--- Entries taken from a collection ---
--------------------
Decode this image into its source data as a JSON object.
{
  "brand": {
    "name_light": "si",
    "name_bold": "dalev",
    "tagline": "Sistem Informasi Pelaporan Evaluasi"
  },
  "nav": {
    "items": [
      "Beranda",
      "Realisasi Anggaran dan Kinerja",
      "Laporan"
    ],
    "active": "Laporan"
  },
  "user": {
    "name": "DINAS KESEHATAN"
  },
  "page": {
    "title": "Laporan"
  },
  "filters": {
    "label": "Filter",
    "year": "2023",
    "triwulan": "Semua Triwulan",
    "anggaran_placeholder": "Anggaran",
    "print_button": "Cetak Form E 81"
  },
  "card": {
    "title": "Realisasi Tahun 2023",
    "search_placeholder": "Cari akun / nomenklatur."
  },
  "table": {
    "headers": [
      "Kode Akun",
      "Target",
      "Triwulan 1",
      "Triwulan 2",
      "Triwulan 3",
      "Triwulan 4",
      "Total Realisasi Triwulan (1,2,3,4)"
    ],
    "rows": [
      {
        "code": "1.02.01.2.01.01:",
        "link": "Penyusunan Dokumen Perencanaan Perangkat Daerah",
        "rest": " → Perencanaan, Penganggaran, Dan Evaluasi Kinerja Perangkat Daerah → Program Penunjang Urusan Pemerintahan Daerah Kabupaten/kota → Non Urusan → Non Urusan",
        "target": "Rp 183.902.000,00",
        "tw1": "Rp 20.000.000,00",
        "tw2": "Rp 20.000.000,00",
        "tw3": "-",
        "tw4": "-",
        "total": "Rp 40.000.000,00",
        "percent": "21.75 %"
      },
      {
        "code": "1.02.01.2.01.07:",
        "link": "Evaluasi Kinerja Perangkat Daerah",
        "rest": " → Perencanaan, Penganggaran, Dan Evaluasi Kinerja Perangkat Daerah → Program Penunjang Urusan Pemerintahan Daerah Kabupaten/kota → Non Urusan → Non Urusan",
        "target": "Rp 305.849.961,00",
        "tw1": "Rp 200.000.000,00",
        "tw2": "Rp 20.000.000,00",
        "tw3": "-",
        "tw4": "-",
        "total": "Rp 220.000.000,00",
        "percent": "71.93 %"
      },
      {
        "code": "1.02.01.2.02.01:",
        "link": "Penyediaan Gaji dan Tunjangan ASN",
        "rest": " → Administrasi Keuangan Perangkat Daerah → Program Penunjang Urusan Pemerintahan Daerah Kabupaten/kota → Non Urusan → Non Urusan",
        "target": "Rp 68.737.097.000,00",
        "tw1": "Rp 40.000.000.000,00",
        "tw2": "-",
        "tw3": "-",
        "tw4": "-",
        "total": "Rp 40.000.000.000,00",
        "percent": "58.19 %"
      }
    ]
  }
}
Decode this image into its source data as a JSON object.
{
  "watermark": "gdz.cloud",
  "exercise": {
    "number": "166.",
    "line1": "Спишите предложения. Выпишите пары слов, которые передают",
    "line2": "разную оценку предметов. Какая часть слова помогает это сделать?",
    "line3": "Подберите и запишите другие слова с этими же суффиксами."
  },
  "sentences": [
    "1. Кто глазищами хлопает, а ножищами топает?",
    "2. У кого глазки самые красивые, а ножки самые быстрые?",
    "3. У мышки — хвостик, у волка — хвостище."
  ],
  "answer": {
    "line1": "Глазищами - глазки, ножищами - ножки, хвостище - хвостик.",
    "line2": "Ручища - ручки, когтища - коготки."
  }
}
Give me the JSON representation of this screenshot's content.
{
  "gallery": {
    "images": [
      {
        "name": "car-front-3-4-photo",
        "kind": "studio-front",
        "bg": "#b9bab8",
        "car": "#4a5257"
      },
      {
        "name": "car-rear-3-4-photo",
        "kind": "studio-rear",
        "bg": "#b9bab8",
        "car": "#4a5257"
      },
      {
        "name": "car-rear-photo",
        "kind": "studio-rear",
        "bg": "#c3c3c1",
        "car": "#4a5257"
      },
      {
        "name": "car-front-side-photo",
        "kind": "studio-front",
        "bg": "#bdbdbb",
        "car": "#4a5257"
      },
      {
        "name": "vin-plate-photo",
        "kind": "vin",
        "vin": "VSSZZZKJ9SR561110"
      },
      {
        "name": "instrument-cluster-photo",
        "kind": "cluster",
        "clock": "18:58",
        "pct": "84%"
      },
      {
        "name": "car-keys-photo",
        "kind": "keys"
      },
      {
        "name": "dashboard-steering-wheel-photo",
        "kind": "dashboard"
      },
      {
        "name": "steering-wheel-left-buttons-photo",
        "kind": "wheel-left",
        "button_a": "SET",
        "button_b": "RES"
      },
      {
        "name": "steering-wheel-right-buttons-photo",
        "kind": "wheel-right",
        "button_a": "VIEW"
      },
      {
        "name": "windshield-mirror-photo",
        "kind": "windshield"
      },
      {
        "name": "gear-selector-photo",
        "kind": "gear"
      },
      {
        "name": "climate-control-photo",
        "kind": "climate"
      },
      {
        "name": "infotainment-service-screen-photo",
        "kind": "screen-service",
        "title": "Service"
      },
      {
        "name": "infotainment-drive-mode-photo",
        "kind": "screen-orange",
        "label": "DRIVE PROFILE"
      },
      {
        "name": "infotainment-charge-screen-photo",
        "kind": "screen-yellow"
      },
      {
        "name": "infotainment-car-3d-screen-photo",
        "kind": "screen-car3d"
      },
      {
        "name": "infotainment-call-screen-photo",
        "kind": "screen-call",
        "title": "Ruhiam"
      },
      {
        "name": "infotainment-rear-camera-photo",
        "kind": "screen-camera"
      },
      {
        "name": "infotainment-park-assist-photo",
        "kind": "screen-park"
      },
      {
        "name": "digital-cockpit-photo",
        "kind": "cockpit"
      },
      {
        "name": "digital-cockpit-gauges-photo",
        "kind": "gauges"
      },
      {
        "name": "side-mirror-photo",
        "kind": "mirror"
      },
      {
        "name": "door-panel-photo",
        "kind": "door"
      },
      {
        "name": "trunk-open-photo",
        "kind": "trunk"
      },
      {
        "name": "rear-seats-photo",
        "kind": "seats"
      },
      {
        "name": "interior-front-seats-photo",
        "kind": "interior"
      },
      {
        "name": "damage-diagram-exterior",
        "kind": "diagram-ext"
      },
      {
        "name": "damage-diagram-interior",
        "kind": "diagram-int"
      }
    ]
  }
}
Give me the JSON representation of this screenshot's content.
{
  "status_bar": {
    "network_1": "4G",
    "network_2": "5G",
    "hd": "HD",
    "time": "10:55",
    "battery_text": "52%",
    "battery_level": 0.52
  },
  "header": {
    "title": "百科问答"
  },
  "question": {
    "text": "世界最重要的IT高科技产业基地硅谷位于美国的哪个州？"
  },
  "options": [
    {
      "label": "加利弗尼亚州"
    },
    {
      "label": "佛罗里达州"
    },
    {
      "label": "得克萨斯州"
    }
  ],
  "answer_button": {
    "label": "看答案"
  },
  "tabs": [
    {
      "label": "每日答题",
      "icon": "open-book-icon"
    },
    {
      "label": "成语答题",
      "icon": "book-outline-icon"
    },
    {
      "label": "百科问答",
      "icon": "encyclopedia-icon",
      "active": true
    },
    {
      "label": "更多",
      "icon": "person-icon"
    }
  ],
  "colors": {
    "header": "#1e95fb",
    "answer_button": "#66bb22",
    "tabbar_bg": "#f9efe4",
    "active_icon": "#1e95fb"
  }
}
--------------------
--- Exercise prompt ---
All of the material above needs to be retyped word for word.

--- Completed task ---
Decode this image into its source data as a JSON object.
{
  "brand": {
    "name_light": "si",
    "name_bold": "dalev",
    "tagline": "Sistem Informasi Pelaporan Evaluasi"
  },
  "nav": {
    "items": [
      "Beranda",
      "Realisasi Anggaran dan Kinerja",
      "Laporan"
    ],
    "active": "Laporan"
  },
  "user": {
    "name": "DINAS KESEHATAN"
  },
  "page": {
    "title": "Laporan"
  },
  "filters": {
    "label": "Filter",
    "year": "2023",
    "triwulan": "Semua Triwulan",
    "anggaran_placeholder": "Anggaran",
    "print_button": "Cetak Form E 81"
  },
  "card": {
    "title": "Realisasi Tahun 2023",
    "search_placeholder": "Cari akun / nomenklatur."
  },
  "table": {
    "headers": [
      "Kode Akun",
      "Target",
      "Triwulan 1",
      "Triwulan 2",
      "Triwulan 3",
      "Triwulan 4",
      "Total Realisasi Triwulan (1,2,3,4)"
    ],
    "rows": [
      {
        "code": "1.02.01.2.01.01:",
        "link": "Penyusunan Dokumen Perencanaan Perangkat Daerah",
        "rest": " → Perencanaan, Penganggaran, Dan Evaluasi Kinerja Perangkat Daerah → Program Penunjang Urusan Pemerintahan Daerah Kabupaten/kota → Non Urusan → Non Urusan",
        "target": "Rp 183.902.000,00",
        "tw1": "Rp 20.000.000,00",
        "tw2": "Rp 20.000.000,00",
        "tw3": "-",
        "tw4": "-",
        "total": "Rp 40.000.000,00",
        "percent": "21.75 %"
      },
      {
        "code": "1.02.01.2.01.07:",
        "link": "Evaluasi Kinerja Perangkat Daerah",
        "rest": " → Perencanaan, Penganggaran, Dan Evaluasi Kinerja Perangkat Daerah → Program Penunjang Urusan Pemerintahan Daerah Kabupaten/kota → Non Urusan → Non Urusan",
        "target": "Rp 305.849.961,00",
        "tw1": "Rp 200.000.000,00",
        "tw2": "Rp 20.000.000,00",
        "tw3": "-",
        "tw4": "-",
        "total": "Rp 220.000.000,00",
        "percent": "71.93 %"
      },
      {
        "code": "1.02.01.2.02.01:",
        "link": "Penyediaan Gaji dan Tunjangan ASN",
        "rest": " → Administrasi Keuangan Perangkat Daerah → Program Penunjang Urusan Pemerintahan Daerah Kabupaten/kota → Non Urusan → Non Urusan",
        "target": "Rp 68.737.097.000,00",
        "tw1": "Rp 40.000.000.000,00",
        "tw2": "-",
        "tw3": "-",
        "tw4": "-",
        "total": "Rp 40.000.000.000,00",
        "percent": "58.19 %"
      }
    ]
  }
}
Decode this image into its source data as a JSON object.
{
  "watermark": "gdz.cloud",
  "exercise": {
    "number": "166.",
    "line1": "Спишите предложения. Выпишите пары слов, которые передают",
    "line2": "разную оценку предметов. Какая часть слова помогает это сделать?",
    "line3": "Подберите и запишите другие слова с этими же суффиксами."
  },
  "sentences": [
    "1. Кто глазищами хлопает, а ножищами топает?",
    "2. У кого глазки самые красивые, а ножки самые быстрые?",
    "3. У мышки — хвостик, у волка — хвостище."
  ],
  "answer": {
    "line1": "Глазищами - глазки, ножищами - ножки, хвостище - хвостик.",
    "line2": "Ручища - ручки, когтища - коготки."
  }
}
Give me the JSON representation of this screenshot's content.
{
  "gallery": {
    "images": [
      {
        "name": "car-front-3-4-photo",
        "kind": "studio-front",
        "bg": "#b9bab8",
        "car": "#4a5257"
      },
      {
        "name": "car-rear-3-4-photo",
        "kind": "studio-rear",
        "bg": "#b9bab8",
        "car": "#4a5257"
      },
      {
        "name": "car-rear-photo",
        "kind": "studio-rear",
        "bg": "#c3c3c1",
        "car": "#4a5257"
      },
      {
        "name": "car-front-side-photo",
        "kind": "studio-front",
        "bg": "#bdbdbb",
        "car": "#4a5257"
      },
      {
        "name": "vin-plate-photo",
        "kind": "vin",
        "vin": "VSSZZZKJ9SR561110"
      },
      {
        "name": "instrument-cluster-photo",
        "kind": "cluster",
        "clock": "18:58",
        "pct": "84%"
      },
      {
        "name": "car-keys-photo",
        "kind": "keys"
      },
      {
        "name": "dashboard-steering-wheel-photo",
        "kind": "dashboard"
      },
      {
        "name": "steering-wheel-left-buttons-photo",
        "kind": "wheel-left",
        "button_a": "SET",
        "button_b": "RES"
      },
      {
        "name": "steering-wheel-right-buttons-photo",
        "kind": "wheel-right",
        "button_a": "VIEW"
      },
      {
        "name": "windshield-mirror-photo",
        "kind": "windshield"
      },
      {
        "name": "gear-selector-photo",
        "kind": "gear"
      },
      {
        "name": "climate-control-photo",
        "kind": "climate"
      },
      {
        "name": "infotainment-service-screen-photo",
        "kind": "screen-service",
        "title": "Service"
      },
      {
        "name": "infotainment-drive-mode-photo",
        "kind": "screen-orange",
        "label": "DRIVE PROFILE"
      },
      {
        "name": "infotainment-charge-screen-photo",
        "kind": "screen-yellow"
      },
      {
        "name": "infotainment-car-3d-screen-photo",
        "kind": "screen-car3d"
      },
      {
        "name": "infotainment-call-screen-photo",
        "kind": "screen-call",
        "title": "Ruhiam"
      },
      {
        "name": "infotainment-rear-camera-photo",
        "kind": "screen-camera"
      },
      {
        "name": "infotainment-park-assist-photo",
        "kind": "screen-park"
      },
      {
        "name": "digital-cockpit-photo",
        "kind": "cockpit"
      },
      {
        "name": "digital-cockpit-gauges-photo",
        "kind": "gauges"
      },
      {
        "name": "side-mirror-photo",
        "kind": "mirror"
      },
      {
        "name": "door-panel-photo",
        "kind": "door"
      },
      {
        "name": "trunk-open-photo",
        "kind": "trunk"
      },
      {
        "name": "rear-seats-photo",
        "kind": "seats"
      },
      {
        "name": "interior-front-seats-photo",
        "kind": "interior"
      },
      {
        "name": "damage-diagram-exterior",
        "kind": "diagram-ext"
      },
      {
        "name": "damage-diagram-interior",
        "kind": "diagram-int"
      }
    ]
  }
}
Give me the JSON representation of this screenshot's content.
{
  "status_bar": {
    "network_1": "4G",
    "network_2": "5G",
    "hd": "HD",
    "time": "10:55",
    "battery_text": "52%",
    "battery_level": 0.52
  },
  "header": {
    "title": "百科问答"
  },
  "question": {
    "text": "世界最重要的IT高科技产业基地硅谷位于美国的哪个州？"
  },
  "options": [
    {
      "label": "加利弗尼亚州"
    },
    {
      "label": "佛罗里达州"
    },
    {
      "label": "得克萨斯州"
    }
  ],
  "answer_button": {
    "label": "看答案"
  },
  "tabs": [
    {
      "label": "每日答题",
      "icon": "open-book-icon"
    },
    {
      "label": "成语答题",
      "icon": "book-outline-icon"
    },
    {
      "label": "百科问答",
      "icon": "encyclopedia-icon",
      "active": true
    },
    {
      "label": "更多",
      "icon": "person-icon"
    }
  ],
  "colors": {
    "header": "#1e95fb",
    "answer_button": "#66bb22",
    "tabbar_bg": "#f9efe4",
    "active_icon": "#1e95fb"
  }
}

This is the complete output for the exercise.